Rows from a figure dataset:
· · · · ·
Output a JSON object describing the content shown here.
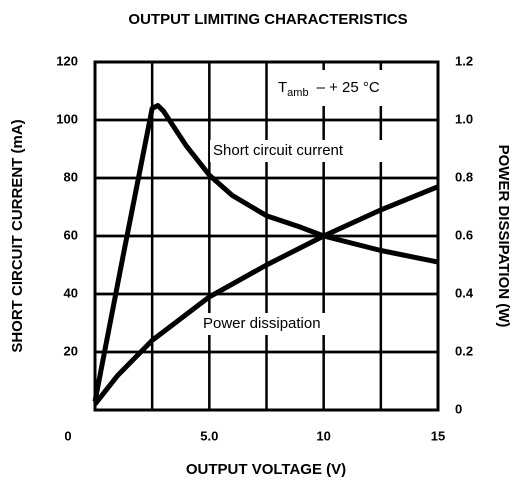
{
  "chart_data": {
    "type": "line",
    "title": "OUTPUT LIMITING CHARACTERISTICS",
    "x_label": "OUTPUT VOLTAGE (V)",
    "y_label": "SHORT CIRCUIT CURRENT (mA)",
    "y2_label": "POWER DISSIPATION (W)",
    "annotation": {
      "main": "T",
      "sub": "amb",
      "rest": "– + 25 °C"
    },
    "xlim": [
      0,
      15
    ],
    "xticks": [
      0,
      {
        "value": 5,
        "label": "5.0"
      },
      10,
      15
    ],
    "x_minor_ticks": [
      2.5,
      7.5,
      12.5
    ],
    "ylim": [
      0,
      120
    ],
    "yticks": [
      20,
      40,
      60,
      80,
      100,
      120
    ],
    "y2lim": [
      0,
      1.2
    ],
    "y2ticks": [
      0,
      0.2,
      0.4,
      0.6,
      0.8,
      {
        "value": 1,
        "label": "1.0"
      },
      1.2
    ],
    "grid": true,
    "series": [
      {
        "name": "Short circuit current",
        "color": "#000000",
        "x": [
          0,
          1.25,
          2.5,
          2.75,
          3,
          3.5,
          4,
          5,
          6,
          7.5,
          9,
          10,
          12.5,
          15
        ],
        "values": [
          3,
          54,
          104,
          105,
          103,
          97,
          91,
          81,
          74,
          67,
          63,
          60,
          55,
          51
        ]
      },
      {
        "name": "Power dissipation",
        "color": "#000000",
        "axis": "y2",
        "x": [
          0,
          0.5,
          1,
          1.5,
          2,
          2.5,
          3.5,
          5,
          7.5,
          10,
          12.5,
          15
        ],
        "values": [
          0.02,
          0.07,
          0.12,
          0.16,
          0.2,
          0.24,
          0.3,
          0.39,
          0.5,
          0.6,
          0.69,
          0.77
        ]
      }
    ]
  }
}
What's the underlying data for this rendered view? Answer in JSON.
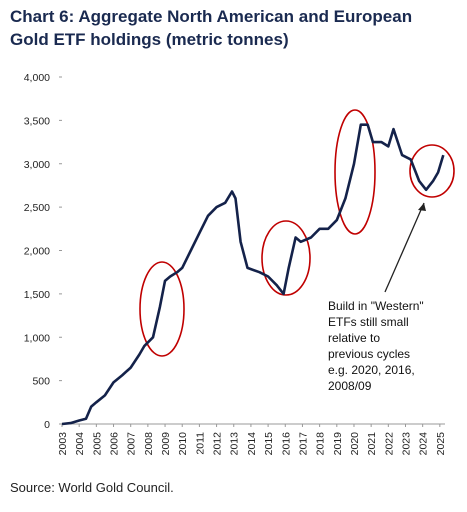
{
  "chart_data": {
    "type": "line",
    "title": [
      "Chart 6: Aggregate North American and European",
      "Gold ETF holdings (metric tonnes)"
    ],
    "source": "Source: World Gold Council.",
    "annotation": [
      "Build in \"Western\"",
      "ETFs still small",
      "relative to",
      "previous cycles",
      "e.g. 2020, 2016,",
      "2008/09"
    ],
    "xlim": [
      2003,
      2025.3
    ],
    "xticks": [
      2003,
      2004,
      2005,
      2006,
      2007,
      2008,
      2009,
      2010,
      2011,
      2012,
      2013,
      2014,
      2015,
      2016,
      2017,
      2018,
      2019,
      2020,
      2021,
      2022,
      2023,
      2024,
      2025
    ],
    "ylim": [
      0,
      4000
    ],
    "yticks": [
      0,
      500,
      {
        "value": 1000,
        "label": "1,000"
      },
      {
        "value": 1500,
        "label": "1,500"
      },
      {
        "value": 2000,
        "label": "2,000"
      },
      {
        "value": 2500,
        "label": "2,500"
      },
      {
        "value": 3000,
        "label": "3,000"
      },
      {
        "value": 3500,
        "label": "3,500"
      },
      {
        "value": 4000,
        "label": "4,000"
      }
    ],
    "series": [
      {
        "color": "#14224a",
        "x": [
          2003.0,
          2003.5,
          2004.0,
          2004.4,
          2004.7,
          2005.0,
          2005.5,
          2006.0,
          2006.5,
          2007.0,
          2007.5,
          2007.8,
          2008.3,
          2008.7,
          2009.0,
          2009.3,
          2009.7,
          2010.0,
          2010.5,
          2011.0,
          2011.5,
          2012.0,
          2012.5,
          2012.9,
          2013.1,
          2013.4,
          2013.8,
          2014.5,
          2015.0,
          2015.5,
          2015.9,
          2016.2,
          2016.6,
          2016.9,
          2017.5,
          2018.0,
          2018.5,
          2019.0,
          2019.5,
          2020.0,
          2020.4,
          2020.8,
          2021.1,
          2021.6,
          2022.0,
          2022.3,
          2022.8,
          2023.3,
          2023.8,
          2024.2,
          2024.6,
          2024.9,
          2025.2
        ],
        "values": [
          0,
          10,
          40,
          60,
          200,
          250,
          330,
          480,
          560,
          650,
          800,
          900,
          1000,
          1350,
          1650,
          1700,
          1750,
          1800,
          2000,
          2200,
          2400,
          2500,
          2550,
          2680,
          2600,
          2100,
          1800,
          1750,
          1700,
          1600,
          1500,
          1800,
          2150,
          2100,
          2150,
          2250,
          2250,
          2350,
          2600,
          3000,
          3450,
          3450,
          3250,
          3250,
          3200,
          3400,
          3100,
          3050,
          2800,
          2700,
          2800,
          2900,
          3100
        ]
      }
    ]
  }
}
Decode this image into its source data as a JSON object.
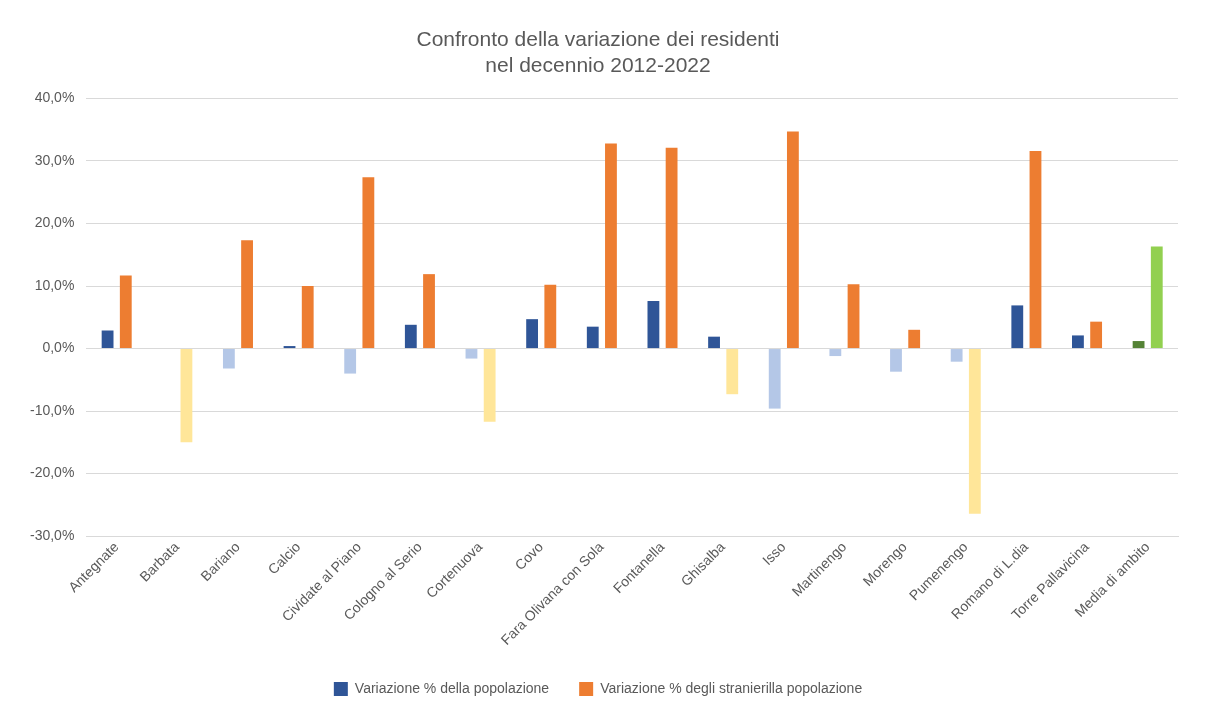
{
  "chart_data": {
    "type": "bar",
    "title": "Confronto della variazione dei residenti\nnel decennio 2012-2022",
    "categories": [
      "Antegnate",
      "Barbata",
      "Bariano",
      "Calcio",
      "Cividate al Piano",
      "Cologno al Serio",
      "Cortenuova",
      "Covo",
      "Fara Olivana con Sola",
      "Fontanella",
      "Ghisalba",
      "Isso",
      "Martinengo",
      "Morengo",
      "Pumenengo",
      "Romano di L.dia",
      "Torre Pallavicina",
      "Media di ambito"
    ],
    "series": [
      {
        "name": "Variazione % della popolazione",
        "color": "#2f5597",
        "values": [
          2.9,
          0,
          -3.2,
          0.4,
          -4.0,
          3.8,
          -1.6,
          4.7,
          3.5,
          7.6,
          1.9,
          -9.6,
          -1.2,
          -3.7,
          -2.1,
          6.9,
          2.1,
          1.2
        ],
        "colors": [
          "#2f5597",
          "#2f5597",
          "#b4c7e7",
          "#2f5597",
          "#b4c7e7",
          "#2f5597",
          "#b4c7e7",
          "#2f5597",
          "#2f5597",
          "#2f5597",
          "#2f5597",
          "#b4c7e7",
          "#b4c7e7",
          "#b4c7e7",
          "#b4c7e7",
          "#2f5597",
          "#2f5597",
          "#548235"
        ]
      },
      {
        "name": "Variazione % degli stranierilla popolazione",
        "color": "#ed7d31",
        "values": [
          11.7,
          -15.0,
          17.3,
          10.0,
          27.4,
          11.9,
          -11.7,
          10.2,
          32.8,
          32.1,
          -7.3,
          34.7,
          10.3,
          3.0,
          -26.4,
          31.6,
          4.3,
          16.3
        ],
        "colors": [
          "#ed7d31",
          "#ffe699",
          "#ed7d31",
          "#ed7d31",
          "#ed7d31",
          "#ed7d31",
          "#ffe699",
          "#ed7d31",
          "#ed7d31",
          "#ed7d31",
          "#ffe699",
          "#ed7d31",
          "#ed7d31",
          "#ed7d31",
          "#ffe699",
          "#ed7d31",
          "#ed7d31",
          "#92d050"
        ]
      }
    ],
    "ylim": [
      -30,
      40
    ],
    "yticks": [
      {
        "value": -30,
        "label": "-30,0%"
      },
      {
        "value": -20,
        "label": "-20,0%"
      },
      {
        "value": -10,
        "label": "-10,0%"
      },
      {
        "value": 0,
        "label": "0,0%"
      },
      {
        "value": 10,
        "label": "10,0%"
      },
      {
        "value": 20,
        "label": "20,0%"
      },
      {
        "value": 30,
        "label": "30,0%"
      },
      {
        "value": 40,
        "label": "40,0%"
      }
    ],
    "grid": "y",
    "legend": "bottom"
  }
}
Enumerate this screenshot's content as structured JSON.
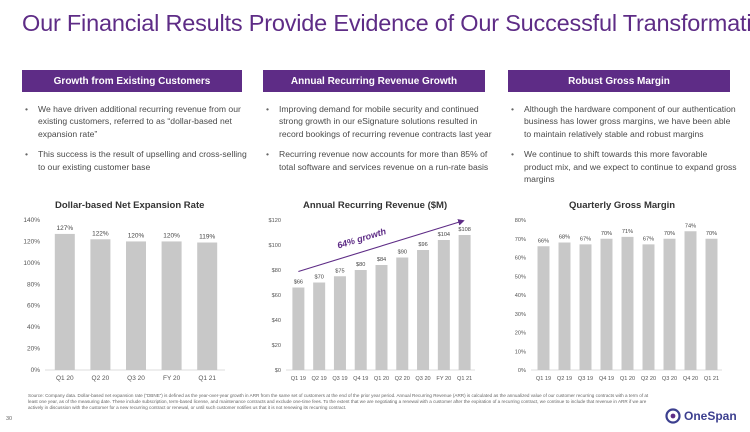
{
  "title": "Our Financial Results Provide Evidence of Our Successful Transformation",
  "panels": [
    {
      "header": "Growth from Existing Customers",
      "bullets": [
        "We have driven additional recurring revenue from our existing customers, referred to as “dollar-based net expansion rate”",
        "This success is the result of upselling and cross-selling to our existing customer base"
      ]
    },
    {
      "header": "Annual Recurring Revenue Growth",
      "bullets": [
        "Improving demand for mobile security and continued strong growth in our eSignature solutions resulted in record bookings of recurring revenue contracts last year",
        "Recurring revenue now accounts for more than 85% of total software and services revenue on a run-rate basis"
      ]
    },
    {
      "header": "Robust Gross Margin",
      "bullets": [
        "Although the hardware component of our authentication business has lower gross margins, we have been able to maintain relatively stable and robust margins",
        "We continue to shift towards this more favorable product mix, and we expect to continue to expand gross margins"
      ]
    }
  ],
  "chart_data": [
    {
      "type": "bar",
      "title": "Dollar-based Net Expansion Rate",
      "categories": [
        "Q1 20",
        "Q2 20",
        "Q3 20",
        "FY 20",
        "Q1 21"
      ],
      "values": [
        127,
        122,
        120,
        120,
        119
      ],
      "labels": [
        "127%",
        "122%",
        "120%",
        "120%",
        "119%"
      ],
      "yticks": [
        "0%",
        "20%",
        "40%",
        "60%",
        "80%",
        "100%",
        "120%",
        "140%"
      ],
      "ylim": [
        0,
        140
      ],
      "color": "#c8c8c8"
    },
    {
      "type": "bar",
      "title": "Annual Recurring Revenue ($M)",
      "categories": [
        "Q1 19",
        "Q2 19",
        "Q3 19",
        "Q4 19",
        "Q1 20",
        "Q2 20",
        "Q3 20",
        "FY 20",
        "Q1 21"
      ],
      "values": [
        66,
        70,
        75,
        80,
        84,
        90,
        96,
        104,
        108
      ],
      "labels": [
        "$66",
        "$70",
        "$75",
        "$80",
        "$84",
        "$90",
        "$96",
        "$104",
        "$108"
      ],
      "yticks": [
        "$0",
        "$20",
        "$40",
        "$60",
        "$80",
        "$100",
        "$120"
      ],
      "ylim": [
        0,
        120
      ],
      "color": "#c8c8c8",
      "annotation": "64% growth",
      "annotation_color": "#5e2c86"
    },
    {
      "type": "bar",
      "title": "Quarterly Gross Margin",
      "categories": [
        "Q1 19",
        "Q2 19",
        "Q3 19",
        "Q4 19",
        "Q1 20",
        "Q2 20",
        "Q3 20",
        "Q4 20",
        "Q1 21"
      ],
      "values": [
        66,
        68,
        67,
        70,
        71,
        67,
        70,
        74,
        70
      ],
      "labels": [
        "66%",
        "68%",
        "67%",
        "70%",
        "71%",
        "67%",
        "70%",
        "74%",
        "70%"
      ],
      "yticks": [
        "0%",
        "10%",
        "20%",
        "30%",
        "40%",
        "50%",
        "60%",
        "70%",
        "80%"
      ],
      "ylim": [
        0,
        80
      ],
      "color": "#c8c8c8"
    }
  ],
  "footnote": "Source: Company data. Dollar-based net expansion rate (“DBNE”) is defined as the year-over-year growth in ARR from the same set of customers at the end of the prior year period. Annual Recurring Revenue (ARR) is calculated as the annualized value of our customer recurring contracts with a term of at least one year, as of the measuring date. These include subscription, term-based license, and maintenance contracts and exclude one-time fees. To the extent that we are negotiating a renewal with a customer after the expiration of a recurring contract, we continue to include that revenue in ARR if we are actively in discussion with the customer for a new recurring contract or renewal, or until such customer notifies us that it is not renewing its recurring contract.",
  "page_number": "30",
  "logo_text": "OneSpan",
  "colors": {
    "brand": "#5e2c86",
    "bar": "#c8c8c8",
    "logo": "#3c3f8f"
  }
}
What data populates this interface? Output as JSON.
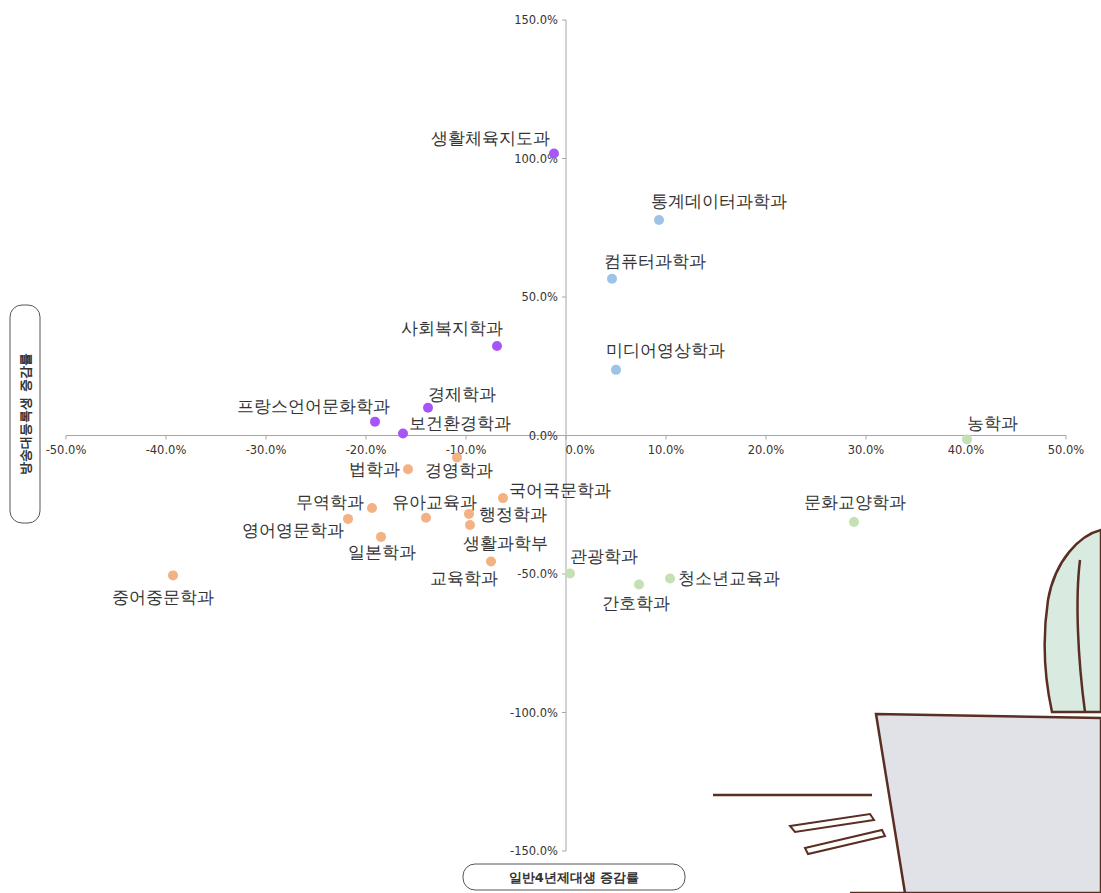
{
  "chart_data": {
    "type": "scatter",
    "x_label": "일반4년제대생 증감률",
    "y_label": "방송대등록생 증감률",
    "labels": [
      "생활체육지도과",
      "통계데이터과학과",
      "컴퓨터과학과",
      "미디어영상학과",
      "사회복지학과",
      "경제학과",
      "프랑스언어문화학과",
      "보건환경학과",
      "농학과",
      "법학과",
      "경영학과",
      "국어국문학과",
      "무역학과",
      "유아교육과",
      "행정학과",
      "생활과학부",
      "영어영문학과",
      "일본학과",
      "교육학과",
      "중어중문학과",
      "관광학과",
      "간호학과",
      "청소년교육과",
      "문화교양학과"
    ],
    "x": [
      -1.2,
      9.3,
      4.6,
      5.0,
      -6.9,
      -13.8,
      -19.1,
      -16.3,
      40.1,
      -15.8,
      -10.9,
      -6.3,
      -19.4,
      -14.0,
      -9.7,
      -9.6,
      -21.8,
      -18.5,
      -7.5,
      -39.3,
      0.4,
      7.3,
      10.4,
      28.8
    ],
    "values": [
      101.8,
      77.8,
      56.6,
      23.7,
      32.3,
      10.0,
      5.0,
      0.7,
      -1.4,
      -12.2,
      -7.9,
      -22.6,
      -26.2,
      -29.7,
      -28.3,
      -32.3,
      -30.1,
      -36.6,
      -45.5,
      -50.5,
      -49.8,
      -53.8,
      -51.6,
      -31.2
    ],
    "colors": [
      "#a855f7",
      "#9dc3e6",
      "#9dc3e6",
      "#9dc3e6",
      "#a855f7",
      "#a855f7",
      "#a855f7",
      "#a855f7",
      "#c5e0b4",
      "#f4b183",
      "#f4b183",
      "#f4b183",
      "#f4b183",
      "#f4b183",
      "#f4b183",
      "#f4b183",
      "#f4b183",
      "#f4b183",
      "#f4b183",
      "#f4b183",
      "#c5e0b4",
      "#c5e0b4",
      "#c5e0b4",
      "#c5e0b4"
    ],
    "marker": "circle",
    "grid": false,
    "xlim": [
      -50,
      50
    ],
    "ylim": [
      -150,
      150
    ],
    "xticks": [
      {
        "value": -50,
        "label": "-50.0%"
      },
      {
        "value": -40,
        "label": "-40.0%"
      },
      {
        "value": -30,
        "label": "-30.0%"
      },
      {
        "value": -20,
        "label": "-20.0%"
      },
      {
        "value": -10,
        "label": "-10.0%"
      },
      {
        "value": 0,
        "label": "0.0%"
      },
      {
        "value": 10,
        "label": "10.0%"
      },
      {
        "value": 20,
        "label": "20.0%"
      },
      {
        "value": 30,
        "label": "30.0%"
      },
      {
        "value": 40,
        "label": "40.0%"
      },
      {
        "value": 50,
        "label": "50.0%"
      }
    ],
    "yticks": [
      {
        "value": -150,
        "label": "-150.0%"
      },
      {
        "value": -100,
        "label": "-100.0%"
      },
      {
        "value": -50,
        "label": "-50.0%"
      },
      {
        "value": 0,
        "label": "0.0%"
      },
      {
        "value": 50,
        "label": "50.0%"
      },
      {
        "value": 100,
        "label": "100.0%"
      },
      {
        "value": 150,
        "label": "150.0%"
      }
    ]
  }
}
· · · · ·
Stated problem: Copy out every line where the word "Gold" occurs.

Result below:
      "Gold ETF holdings (metric tonnes)"
    "source": "Source: World Gold Council.",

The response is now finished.